### Instruction
Omitting all pictures, copy word for word the lines from the line containing "Serialize everything readable" through the final line of the entries.

### Raw data
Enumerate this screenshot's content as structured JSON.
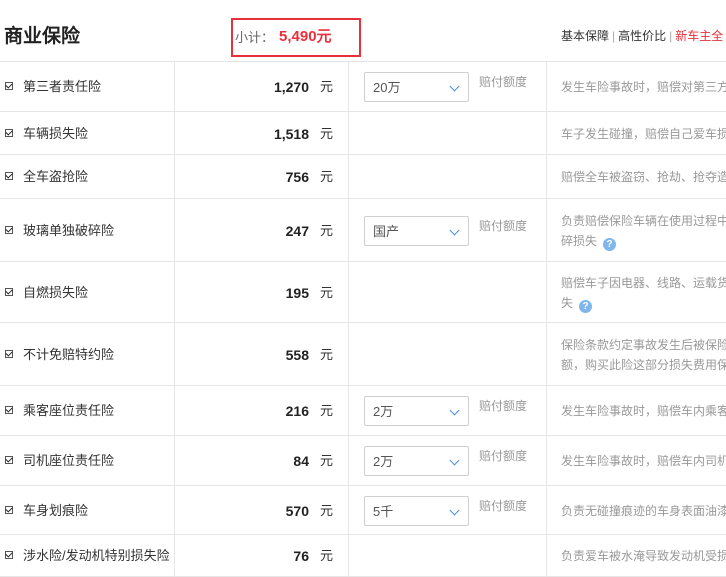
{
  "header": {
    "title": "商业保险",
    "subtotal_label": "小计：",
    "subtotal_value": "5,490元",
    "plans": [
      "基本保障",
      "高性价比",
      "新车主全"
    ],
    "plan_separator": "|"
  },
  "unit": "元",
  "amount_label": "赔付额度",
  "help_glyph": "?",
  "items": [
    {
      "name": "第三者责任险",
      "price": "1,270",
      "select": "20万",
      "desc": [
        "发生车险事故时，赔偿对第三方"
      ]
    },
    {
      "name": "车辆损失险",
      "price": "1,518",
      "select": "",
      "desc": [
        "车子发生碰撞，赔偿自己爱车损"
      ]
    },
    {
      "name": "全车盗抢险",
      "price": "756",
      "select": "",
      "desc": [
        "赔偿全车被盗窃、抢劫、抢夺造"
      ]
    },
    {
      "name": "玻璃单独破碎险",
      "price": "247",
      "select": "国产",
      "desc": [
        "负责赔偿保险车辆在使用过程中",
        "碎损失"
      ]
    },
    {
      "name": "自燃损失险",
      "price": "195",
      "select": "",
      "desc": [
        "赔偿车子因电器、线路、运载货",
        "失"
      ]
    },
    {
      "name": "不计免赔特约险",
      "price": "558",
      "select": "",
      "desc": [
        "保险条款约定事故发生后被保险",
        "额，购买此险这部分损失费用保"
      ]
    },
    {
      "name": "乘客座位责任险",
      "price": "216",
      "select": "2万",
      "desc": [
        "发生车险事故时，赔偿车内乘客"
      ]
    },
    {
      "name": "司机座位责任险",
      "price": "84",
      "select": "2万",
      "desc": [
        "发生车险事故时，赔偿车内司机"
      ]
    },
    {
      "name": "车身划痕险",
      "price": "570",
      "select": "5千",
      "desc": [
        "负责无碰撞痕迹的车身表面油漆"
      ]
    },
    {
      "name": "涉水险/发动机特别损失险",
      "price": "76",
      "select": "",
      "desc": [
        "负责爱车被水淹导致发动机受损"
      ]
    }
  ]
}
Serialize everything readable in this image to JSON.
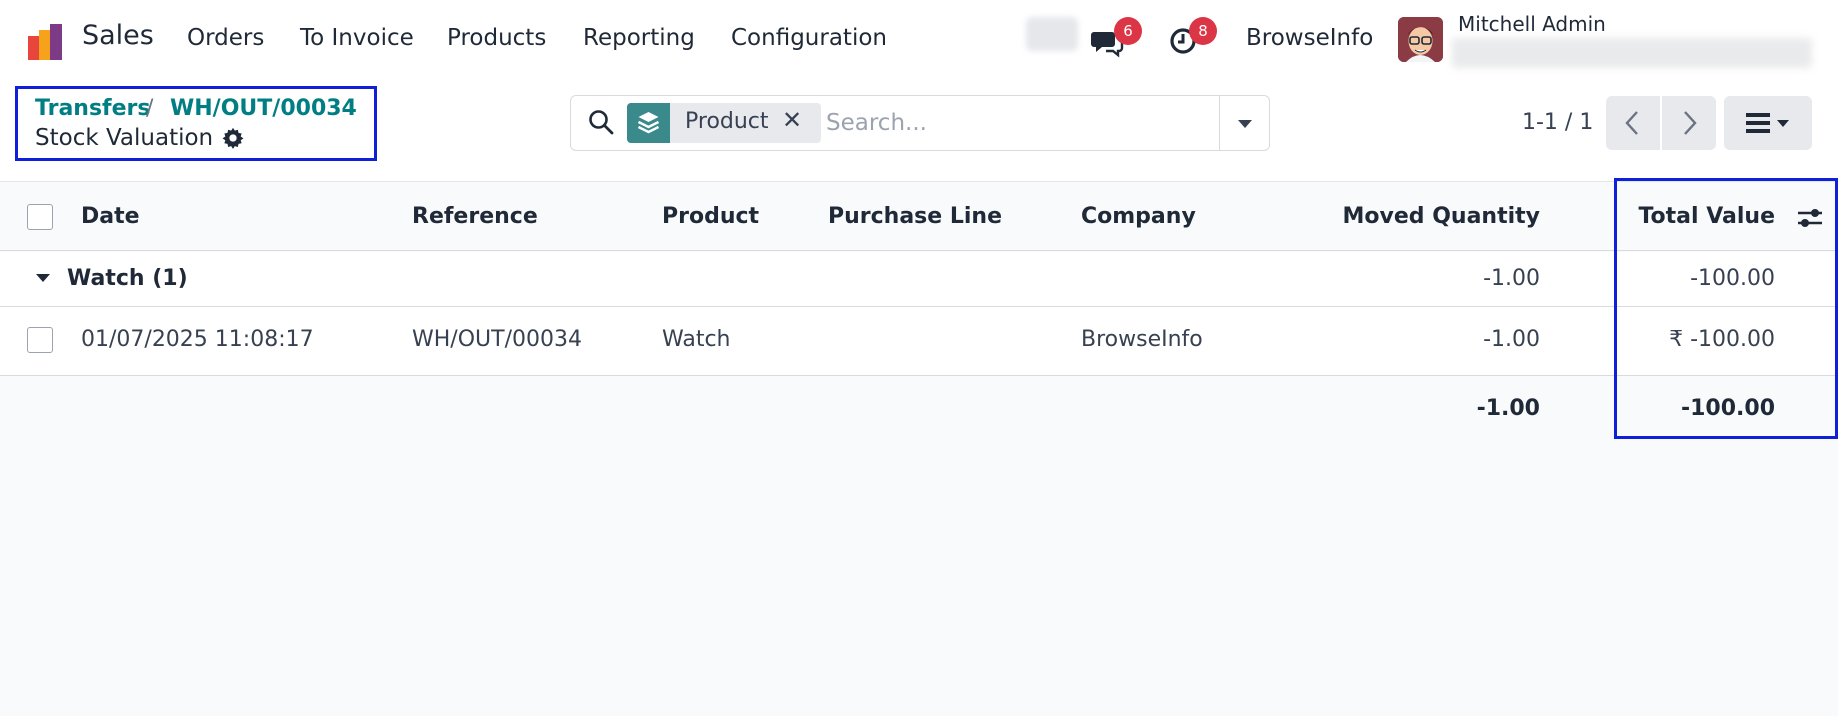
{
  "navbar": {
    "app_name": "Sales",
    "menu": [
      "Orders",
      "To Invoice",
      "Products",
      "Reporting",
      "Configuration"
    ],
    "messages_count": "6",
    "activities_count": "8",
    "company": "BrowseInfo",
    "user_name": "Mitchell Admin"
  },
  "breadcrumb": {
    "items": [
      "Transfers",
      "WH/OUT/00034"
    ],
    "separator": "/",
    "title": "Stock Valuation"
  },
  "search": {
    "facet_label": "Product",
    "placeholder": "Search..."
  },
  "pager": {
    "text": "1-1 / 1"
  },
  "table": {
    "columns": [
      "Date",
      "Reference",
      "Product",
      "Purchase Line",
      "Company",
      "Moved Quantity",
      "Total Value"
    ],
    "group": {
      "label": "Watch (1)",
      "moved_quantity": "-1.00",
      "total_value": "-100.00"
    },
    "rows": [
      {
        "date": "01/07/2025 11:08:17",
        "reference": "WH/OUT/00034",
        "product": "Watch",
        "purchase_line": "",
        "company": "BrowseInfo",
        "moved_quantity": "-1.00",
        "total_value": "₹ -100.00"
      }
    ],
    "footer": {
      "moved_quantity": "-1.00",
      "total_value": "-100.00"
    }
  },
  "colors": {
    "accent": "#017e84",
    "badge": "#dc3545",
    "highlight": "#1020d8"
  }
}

### Answer to the problem
Serialize everything readable in this image to JSON.
{
  "navbar": {
    "app_name": "Sales",
    "menu": [
      "Orders",
      "To Invoice",
      "Products",
      "Reporting",
      "Configuration"
    ],
    "messages_count": "6",
    "activities_count": "8",
    "company": "BrowseInfo",
    "user_name": "Mitchell Admin"
  },
  "breadcrumb": {
    "items": [
      "Transfers",
      "WH/OUT/00034"
    ],
    "separator": "/",
    "title": "Stock Valuation"
  },
  "search": {
    "facet_label": "Product",
    "placeholder": "Search..."
  },
  "pager": {
    "text": "1-1 / 1"
  },
  "table": {
    "columns": [
      "Date",
      "Reference",
      "Product",
      "Purchase Line",
      "Company",
      "Moved Quantity",
      "Total Value"
    ],
    "group": {
      "label": "Watch (1)",
      "moved_quantity": "-1.00",
      "total_value": "-100.00"
    },
    "rows": [
      {
        "date": "01/07/2025 11:08:17",
        "reference": "WH/OUT/00034",
        "product": "Watch",
        "purchase_line": "",
        "company": "BrowseInfo",
        "moved_quantity": "-1.00",
        "total_value": "₹ -100.00"
      }
    ],
    "footer": {
      "moved_quantity": "-1.00",
      "total_value": "-100.00"
    }
  },
  "colors": {
    "accent": "#017e84",
    "badge": "#dc3545",
    "highlight": "#1020d8"
  }
}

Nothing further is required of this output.